* [YOUR OBJECTIVE]: Convert the lines running from the line containing "x-tick-label: 315.0 [892,459,928,475]" through the end of the data into a JSON list of strings, one string per line and omitting any blank lines.

========

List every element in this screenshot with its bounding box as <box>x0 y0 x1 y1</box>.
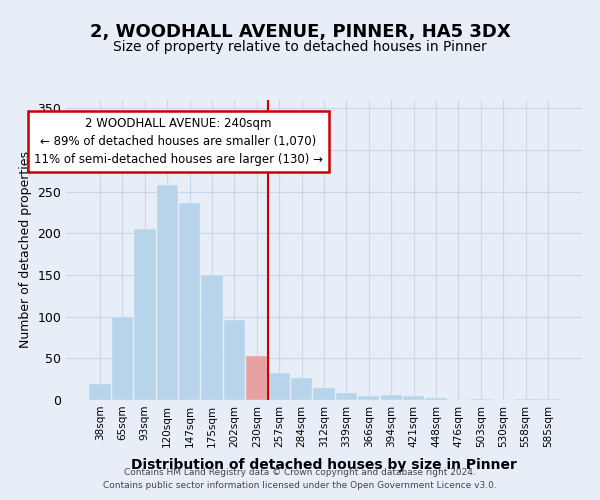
Bar <box>425 398 446 400</box>
Bar <box>179 204 200 400</box>
Bar <box>403 396 424 400</box>
Text: Contains public sector information licensed under the Open Government Licence v3: Contains public sector information licen… <box>103 482 497 490</box>
Y-axis label: Number of detached properties: Number of detached properties <box>19 152 32 348</box>
Bar <box>269 372 290 400</box>
X-axis label: Distribution of detached houses by size in Pinner: Distribution of detached houses by size … <box>131 458 517 472</box>
Text: 2 WOODHALL AVENUE: 240sqm
← 89% of detached houses are smaller (1,070)
11% of se: 2 WOODHALL AVENUE: 240sqm ← 89% of detac… <box>34 116 323 166</box>
Bar <box>336 394 357 400</box>
Bar <box>358 396 379 400</box>
Bar <box>515 399 536 400</box>
Bar <box>224 320 245 400</box>
Bar <box>112 316 133 400</box>
Bar <box>537 399 559 400</box>
Bar <box>157 185 178 400</box>
Bar <box>313 388 335 400</box>
Text: Contains HM Land Registry data © Crown copyright and database right 2024.: Contains HM Land Registry data © Crown c… <box>124 468 476 477</box>
Text: Size of property relative to detached houses in Pinner: Size of property relative to detached ho… <box>113 40 487 54</box>
Bar <box>202 275 223 400</box>
Bar <box>134 229 155 400</box>
Bar <box>291 378 312 400</box>
Bar <box>246 356 268 400</box>
Bar <box>89 384 111 400</box>
Text: 2, WOODHALL AVENUE, PINNER, HA5 3DX: 2, WOODHALL AVENUE, PINNER, HA5 3DX <box>89 24 511 42</box>
Bar <box>470 399 491 400</box>
Bar <box>380 395 402 400</box>
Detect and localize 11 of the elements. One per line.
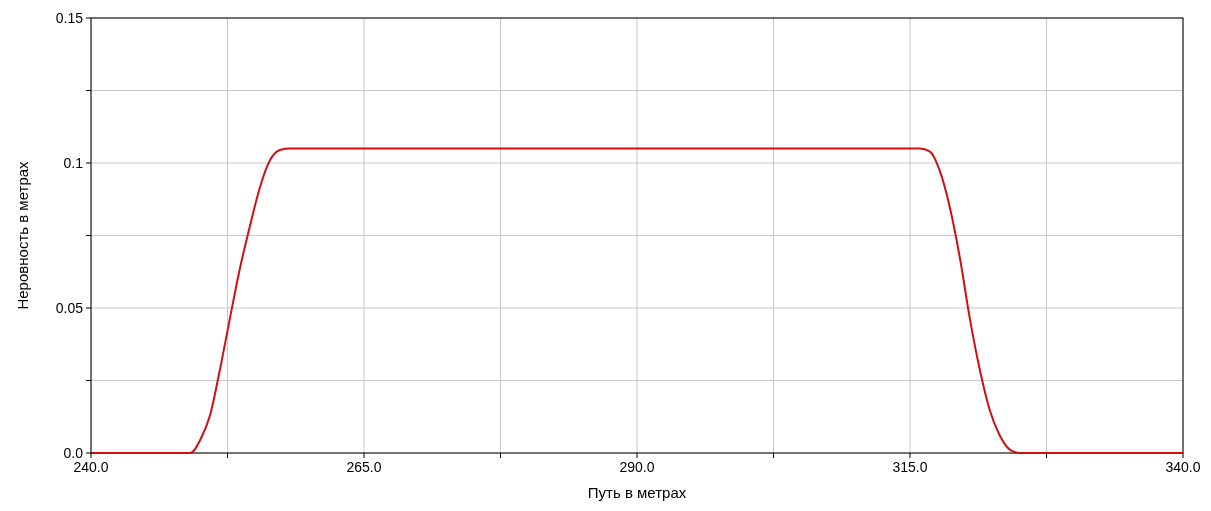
x-tick-label: 315.0 [892,459,928,475]
y-axis-title: Неровность в метрах [14,160,31,310]
x-tick-label: 240.0 [73,459,109,475]
x-axis-title: Путь в метрах [587,484,687,501]
y-tick-label: 0.05 [55,300,84,316]
x-tick-label: 265.0 [346,459,382,475]
x-tick-label: 340.0 [1165,459,1201,475]
x-tick-label: 290.0 [619,459,655,475]
y-tick-label: 0.1 [63,155,84,171]
y-tick-label: 0.15 [55,10,84,26]
y-tick-label: 0.0 [63,445,84,461]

========

* [SOLUTION TO THIS EXERCISE]:
[
  "x-tick-label: 315.0 [892,459,928,475]",
  "y-axis-title: Неровность в метрах [14,160,31,310]",
  "x-tick-label: 240.0 [73,459,109,475]",
  "x-axis-title: Путь в метрах [587,484,687,501]",
  "y-tick-label: 0.05 [55,300,84,316]",
  "x-tick-label: 265.0 [346,459,382,475]",
  "x-tick-label: 340.0 [1165,459,1201,475]",
  "x-tick-label: 290.0 [619,459,655,475]",
  "y-tick-label: 0.1 [63,155,84,171]",
  "y-tick-label: 0.15 [55,10,84,26]",
  "y-tick-label: 0.0 [63,445,84,461]"
]